Set exercise
Give the listing below again in full, exactly as written.

Dataset items

================

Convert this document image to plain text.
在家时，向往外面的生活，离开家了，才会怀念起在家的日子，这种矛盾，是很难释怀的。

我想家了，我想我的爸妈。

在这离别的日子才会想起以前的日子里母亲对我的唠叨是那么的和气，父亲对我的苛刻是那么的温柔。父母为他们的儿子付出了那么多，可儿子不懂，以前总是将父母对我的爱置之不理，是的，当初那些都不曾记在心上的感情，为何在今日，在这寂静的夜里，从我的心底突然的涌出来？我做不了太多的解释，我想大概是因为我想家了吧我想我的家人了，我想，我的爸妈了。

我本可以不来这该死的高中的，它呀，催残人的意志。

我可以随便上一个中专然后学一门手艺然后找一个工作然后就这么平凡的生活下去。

================

Task solution
Convert this document image to plain text.
在家时，向往外面的生活，离开家了，才会怀念起在家的日子，这种矛盾，是很难释怀的。

我想家了，我想我的爸妈。

在这离别的日子才会想起以前的日子里母亲对我的唠叨是那么的和气，父亲对我的苛刻是那么的温柔。父母为他们的儿子付出了那么多，可儿子不懂，以前总是将父母对我的爱置之不理，是的，当初那些都不曾记在心上的感情，为何在今日，在这寂静的夜里，从我的心底突然的涌出来？我做不了太多的解释，我想大概是因为我想家了吧我想我的家人了，我想，我的爸妈了。

我本可以不来这该死的高中的，它呀，催残人的意志。

我可以随便上一个中专然后学一门手艺然后找一个工作然后就这么平凡的生活下去。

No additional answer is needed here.